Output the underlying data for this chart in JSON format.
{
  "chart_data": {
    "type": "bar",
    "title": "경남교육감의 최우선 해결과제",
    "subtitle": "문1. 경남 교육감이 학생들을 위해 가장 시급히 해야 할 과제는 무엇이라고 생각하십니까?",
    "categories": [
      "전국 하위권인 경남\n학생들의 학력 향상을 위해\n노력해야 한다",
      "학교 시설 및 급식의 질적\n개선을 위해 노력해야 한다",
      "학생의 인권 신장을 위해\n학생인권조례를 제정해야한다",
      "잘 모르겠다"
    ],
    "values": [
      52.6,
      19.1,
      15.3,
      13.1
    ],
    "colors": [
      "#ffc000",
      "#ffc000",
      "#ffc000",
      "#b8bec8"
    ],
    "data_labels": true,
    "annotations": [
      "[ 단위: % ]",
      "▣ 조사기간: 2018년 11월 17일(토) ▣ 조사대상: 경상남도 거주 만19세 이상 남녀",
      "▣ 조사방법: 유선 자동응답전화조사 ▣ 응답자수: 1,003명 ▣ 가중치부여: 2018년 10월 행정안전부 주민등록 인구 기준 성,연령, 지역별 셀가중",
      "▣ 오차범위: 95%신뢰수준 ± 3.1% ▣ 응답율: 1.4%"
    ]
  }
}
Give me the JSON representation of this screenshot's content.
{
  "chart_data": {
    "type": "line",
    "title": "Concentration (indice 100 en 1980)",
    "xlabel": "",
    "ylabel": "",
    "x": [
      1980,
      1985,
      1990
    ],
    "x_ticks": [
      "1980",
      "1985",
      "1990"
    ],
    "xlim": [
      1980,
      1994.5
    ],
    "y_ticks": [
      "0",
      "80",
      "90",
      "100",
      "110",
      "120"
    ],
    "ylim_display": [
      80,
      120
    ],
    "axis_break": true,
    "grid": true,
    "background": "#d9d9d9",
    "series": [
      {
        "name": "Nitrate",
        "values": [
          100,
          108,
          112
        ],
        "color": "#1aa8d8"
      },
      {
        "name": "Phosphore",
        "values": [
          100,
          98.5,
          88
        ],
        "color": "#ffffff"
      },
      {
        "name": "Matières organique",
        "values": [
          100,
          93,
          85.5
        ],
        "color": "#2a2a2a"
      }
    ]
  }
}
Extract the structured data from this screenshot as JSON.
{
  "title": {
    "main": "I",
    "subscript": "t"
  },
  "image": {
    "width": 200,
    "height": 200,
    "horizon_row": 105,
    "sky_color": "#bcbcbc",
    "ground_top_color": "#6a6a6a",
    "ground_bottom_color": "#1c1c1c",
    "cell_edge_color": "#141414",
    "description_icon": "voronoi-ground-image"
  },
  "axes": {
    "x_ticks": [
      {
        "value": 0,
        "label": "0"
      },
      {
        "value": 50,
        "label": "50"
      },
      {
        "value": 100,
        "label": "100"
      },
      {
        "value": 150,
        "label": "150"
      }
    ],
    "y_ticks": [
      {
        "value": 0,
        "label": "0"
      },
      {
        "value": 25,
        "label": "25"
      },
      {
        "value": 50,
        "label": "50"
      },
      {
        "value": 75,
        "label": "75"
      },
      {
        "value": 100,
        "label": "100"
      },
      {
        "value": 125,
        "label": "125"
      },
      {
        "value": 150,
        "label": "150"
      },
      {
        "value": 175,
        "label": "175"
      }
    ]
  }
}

→ THE EXERCISE
Exact output of every entry is required.

→ RESULT FOR THIS TASK
Output the underlying data for this chart in JSON format.
{
  "chart_data": {
    "type": "bar",
    "title": "경남교육감의 최우선 해결과제",
    "subtitle": "문1. 경남 교육감이 학생들을 위해 가장 시급히 해야 할 과제는 무엇이라고 생각하십니까?",
    "categories": [
      "전국 하위권인 경남\n학생들의 학력 향상을 위해\n노력해야 한다",
      "학교 시설 및 급식의 질적\n개선을 위해 노력해야 한다",
      "학생의 인권 신장을 위해\n학생인권조례를 제정해야한다",
      "잘 모르겠다"
    ],
    "values": [
      52.6,
      19.1,
      15.3,
      13.1
    ],
    "colors": [
      "#ffc000",
      "#ffc000",
      "#ffc000",
      "#b8bec8"
    ],
    "data_labels": true,
    "annotations": [
      "[ 단위: % ]",
      "▣ 조사기간: 2018년 11월 17일(토) ▣ 조사대상: 경상남도 거주 만19세 이상 남녀",
      "▣ 조사방법: 유선 자동응답전화조사 ▣ 응답자수: 1,003명 ▣ 가중치부여: 2018년 10월 행정안전부 주민등록 인구 기준 성,연령, 지역별 셀가중",
      "▣ 오차범위: 95%신뢰수준 ± 3.1% ▣ 응답율: 1.4%"
    ]
  }
}
Give me the JSON representation of this screenshot's content.
{
  "chart_data": {
    "type": "line",
    "title": "Concentration (indice 100 en 1980)",
    "xlabel": "",
    "ylabel": "",
    "x": [
      1980,
      1985,
      1990
    ],
    "x_ticks": [
      "1980",
      "1985",
      "1990"
    ],
    "xlim": [
      1980,
      1994.5
    ],
    "y_ticks": [
      "0",
      "80",
      "90",
      "100",
      "110",
      "120"
    ],
    "ylim_display": [
      80,
      120
    ],
    "axis_break": true,
    "grid": true,
    "background": "#d9d9d9",
    "series": [
      {
        "name": "Nitrate",
        "values": [
          100,
          108,
          112
        ],
        "color": "#1aa8d8"
      },
      {
        "name": "Phosphore",
        "values": [
          100,
          98.5,
          88
        ],
        "color": "#ffffff"
      },
      {
        "name": "Matières organique",
        "values": [
          100,
          93,
          85.5
        ],
        "color": "#2a2a2a"
      }
    ]
  }
}
Extract the structured data from this screenshot as JSON.
{
  "title": {
    "main": "I",
    "subscript": "t"
  },
  "image": {
    "width": 200,
    "height": 200,
    "horizon_row": 105,
    "sky_color": "#bcbcbc",
    "ground_top_color": "#6a6a6a",
    "ground_bottom_color": "#1c1c1c",
    "cell_edge_color": "#141414",
    "description_icon": "voronoi-ground-image"
  },
  "axes": {
    "x_ticks": [
      {
        "value": 0,
        "label": "0"
      },
      {
        "value": 50,
        "label": "50"
      },
      {
        "value": 100,
        "label": "100"
      },
      {
        "value": 150,
        "label": "150"
      }
    ],
    "y_ticks": [
      {
        "value": 0,
        "label": "0"
      },
      {
        "value": 25,
        "label": "25"
      },
      {
        "value": 50,
        "label": "50"
      },
      {
        "value": 75,
        "label": "75"
      },
      {
        "value": 100,
        "label": "100"
      },
      {
        "value": 125,
        "label": "125"
      },
      {
        "value": 150,
        "label": "150"
      },
      {
        "value": 175,
        "label": "175"
      }
    ]
  }
}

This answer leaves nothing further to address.